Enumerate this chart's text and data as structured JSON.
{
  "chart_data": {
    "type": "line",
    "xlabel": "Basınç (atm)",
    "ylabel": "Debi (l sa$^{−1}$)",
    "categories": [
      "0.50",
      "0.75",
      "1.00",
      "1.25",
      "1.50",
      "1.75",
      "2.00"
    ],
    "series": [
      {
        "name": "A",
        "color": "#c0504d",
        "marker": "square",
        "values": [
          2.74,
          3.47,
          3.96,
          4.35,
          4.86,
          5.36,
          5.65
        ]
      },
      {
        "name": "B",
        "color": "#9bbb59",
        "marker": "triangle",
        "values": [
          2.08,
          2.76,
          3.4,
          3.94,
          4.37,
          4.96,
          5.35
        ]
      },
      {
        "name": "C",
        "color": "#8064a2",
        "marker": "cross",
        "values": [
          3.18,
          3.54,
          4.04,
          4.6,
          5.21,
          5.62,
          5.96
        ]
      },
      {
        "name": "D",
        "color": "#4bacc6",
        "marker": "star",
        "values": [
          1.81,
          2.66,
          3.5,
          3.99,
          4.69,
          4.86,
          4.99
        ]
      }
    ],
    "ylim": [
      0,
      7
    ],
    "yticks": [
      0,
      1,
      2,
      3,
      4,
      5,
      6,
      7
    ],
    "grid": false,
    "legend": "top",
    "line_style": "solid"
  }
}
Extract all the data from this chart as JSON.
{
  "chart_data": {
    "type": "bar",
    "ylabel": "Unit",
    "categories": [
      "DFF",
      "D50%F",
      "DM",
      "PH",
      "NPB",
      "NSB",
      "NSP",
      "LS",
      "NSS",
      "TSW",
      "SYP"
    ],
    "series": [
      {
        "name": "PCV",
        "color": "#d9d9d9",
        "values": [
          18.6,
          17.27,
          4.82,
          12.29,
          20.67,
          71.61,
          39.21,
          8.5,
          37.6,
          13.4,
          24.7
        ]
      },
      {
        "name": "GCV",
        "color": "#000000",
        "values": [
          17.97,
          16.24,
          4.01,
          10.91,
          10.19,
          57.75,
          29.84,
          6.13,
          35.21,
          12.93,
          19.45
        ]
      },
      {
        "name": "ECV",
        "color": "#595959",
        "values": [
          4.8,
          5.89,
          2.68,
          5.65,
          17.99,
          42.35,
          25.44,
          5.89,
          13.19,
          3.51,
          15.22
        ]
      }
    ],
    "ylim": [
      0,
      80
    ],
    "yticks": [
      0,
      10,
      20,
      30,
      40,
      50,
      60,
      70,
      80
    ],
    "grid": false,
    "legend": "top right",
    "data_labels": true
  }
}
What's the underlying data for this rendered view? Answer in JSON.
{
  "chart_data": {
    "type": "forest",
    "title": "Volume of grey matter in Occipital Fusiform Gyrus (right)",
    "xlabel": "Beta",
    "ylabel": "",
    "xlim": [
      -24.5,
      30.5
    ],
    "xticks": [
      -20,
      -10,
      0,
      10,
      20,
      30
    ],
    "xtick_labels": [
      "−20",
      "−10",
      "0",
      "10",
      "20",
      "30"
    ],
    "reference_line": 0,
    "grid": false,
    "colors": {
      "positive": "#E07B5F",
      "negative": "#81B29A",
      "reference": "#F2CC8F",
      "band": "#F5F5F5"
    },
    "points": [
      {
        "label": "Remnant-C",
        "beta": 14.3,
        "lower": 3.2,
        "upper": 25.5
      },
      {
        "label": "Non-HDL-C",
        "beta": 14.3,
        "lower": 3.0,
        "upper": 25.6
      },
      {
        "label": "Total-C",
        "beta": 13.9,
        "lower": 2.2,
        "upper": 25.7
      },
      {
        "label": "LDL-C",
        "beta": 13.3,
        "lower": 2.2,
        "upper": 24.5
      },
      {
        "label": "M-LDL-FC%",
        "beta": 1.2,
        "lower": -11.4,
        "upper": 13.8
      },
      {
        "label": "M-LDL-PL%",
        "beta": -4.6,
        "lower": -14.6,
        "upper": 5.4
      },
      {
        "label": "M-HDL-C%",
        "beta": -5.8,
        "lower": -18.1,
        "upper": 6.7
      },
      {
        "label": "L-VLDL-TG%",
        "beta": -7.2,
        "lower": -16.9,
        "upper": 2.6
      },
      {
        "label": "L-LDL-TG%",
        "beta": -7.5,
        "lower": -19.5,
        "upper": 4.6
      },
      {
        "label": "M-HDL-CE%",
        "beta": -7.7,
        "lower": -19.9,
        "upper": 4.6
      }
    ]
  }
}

______________________________

- _Challenge_
Output each entry precisely as given.

- _Solution for this task_
Enumerate this chart's text and data as structured JSON.
{
  "chart_data": {
    "type": "line",
    "xlabel": "Basınç (atm)",
    "ylabel": "Debi (l sa$^{−1}$)",
    "categories": [
      "0.50",
      "0.75",
      "1.00",
      "1.25",
      "1.50",
      "1.75",
      "2.00"
    ],
    "series": [
      {
        "name": "A",
        "color": "#c0504d",
        "marker": "square",
        "values": [
          2.74,
          3.47,
          3.96,
          4.35,
          4.86,
          5.36,
          5.65
        ]
      },
      {
        "name": "B",
        "color": "#9bbb59",
        "marker": "triangle",
        "values": [
          2.08,
          2.76,
          3.4,
          3.94,
          4.37,
          4.96,
          5.35
        ]
      },
      {
        "name": "C",
        "color": "#8064a2",
        "marker": "cross",
        "values": [
          3.18,
          3.54,
          4.04,
          4.6,
          5.21,
          5.62,
          5.96
        ]
      },
      {
        "name": "D",
        "color": "#4bacc6",
        "marker": "star",
        "values": [
          1.81,
          2.66,
          3.5,
          3.99,
          4.69,
          4.86,
          4.99
        ]
      }
    ],
    "ylim": [
      0,
      7
    ],
    "yticks": [
      0,
      1,
      2,
      3,
      4,
      5,
      6,
      7
    ],
    "grid": false,
    "legend": "top",
    "line_style": "solid"
  }
}
Extract all the data from this chart as JSON.
{
  "chart_data": {
    "type": "bar",
    "ylabel": "Unit",
    "categories": [
      "DFF",
      "D50%F",
      "DM",
      "PH",
      "NPB",
      "NSB",
      "NSP",
      "LS",
      "NSS",
      "TSW",
      "SYP"
    ],
    "series": [
      {
        "name": "PCV",
        "color": "#d9d9d9",
        "values": [
          18.6,
          17.27,
          4.82,
          12.29,
          20.67,
          71.61,
          39.21,
          8.5,
          37.6,
          13.4,
          24.7
        ]
      },
      {
        "name": "GCV",
        "color": "#000000",
        "values": [
          17.97,
          16.24,
          4.01,
          10.91,
          10.19,
          57.75,
          29.84,
          6.13,
          35.21,
          12.93,
          19.45
        ]
      },
      {
        "name": "ECV",
        "color": "#595959",
        "values": [
          4.8,
          5.89,
          2.68,
          5.65,
          17.99,
          42.35,
          25.44,
          5.89,
          13.19,
          3.51,
          15.22
        ]
      }
    ],
    "ylim": [
      0,
      80
    ],
    "yticks": [
      0,
      10,
      20,
      30,
      40,
      50,
      60,
      70,
      80
    ],
    "grid": false,
    "legend": "top right",
    "data_labels": true
  }
}
What's the underlying data for this rendered view? Answer in JSON.
{
  "chart_data": {
    "type": "forest",
    "title": "Volume of grey matter in Occipital Fusiform Gyrus (right)",
    "xlabel": "Beta",
    "ylabel": "",
    "xlim": [
      -24.5,
      30.5
    ],
    "xticks": [
      -20,
      -10,
      0,
      10,
      20,
      30
    ],
    "xtick_labels": [
      "−20",
      "−10",
      "0",
      "10",
      "20",
      "30"
    ],
    "reference_line": 0,
    "grid": false,
    "colors": {
      "positive": "#E07B5F",
      "negative": "#81B29A",
      "reference": "#F2CC8F",
      "band": "#F5F5F5"
    },
    "points": [
      {
        "label": "Remnant-C",
        "beta": 14.3,
        "lower": 3.2,
        "upper": 25.5
      },
      {
        "label": "Non-HDL-C",
        "beta": 14.3,
        "lower": 3.0,
        "upper": 25.6
      },
      {
        "label": "Total-C",
        "beta": 13.9,
        "lower": 2.2,
        "upper": 25.7
      },
      {
        "label": "LDL-C",
        "beta": 13.3,
        "lower": 2.2,
        "upper": 24.5
      },
      {
        "label": "M-LDL-FC%",
        "beta": 1.2,
        "lower": -11.4,
        "upper": 13.8
      },
      {
        "label": "M-LDL-PL%",
        "beta": -4.6,
        "lower": -14.6,
        "upper": 5.4
      },
      {
        "label": "M-HDL-C%",
        "beta": -5.8,
        "lower": -18.1,
        "upper": 6.7
      },
      {
        "label": "L-VLDL-TG%",
        "beta": -7.2,
        "lower": -16.9,
        "upper": 2.6
      },
      {
        "label": "L-LDL-TG%",
        "beta": -7.5,
        "lower": -19.5,
        "upper": 4.6
      },
      {
        "label": "M-HDL-CE%",
        "beta": -7.7,
        "lower": -19.9,
        "upper": 4.6
      }
    ]
  }
}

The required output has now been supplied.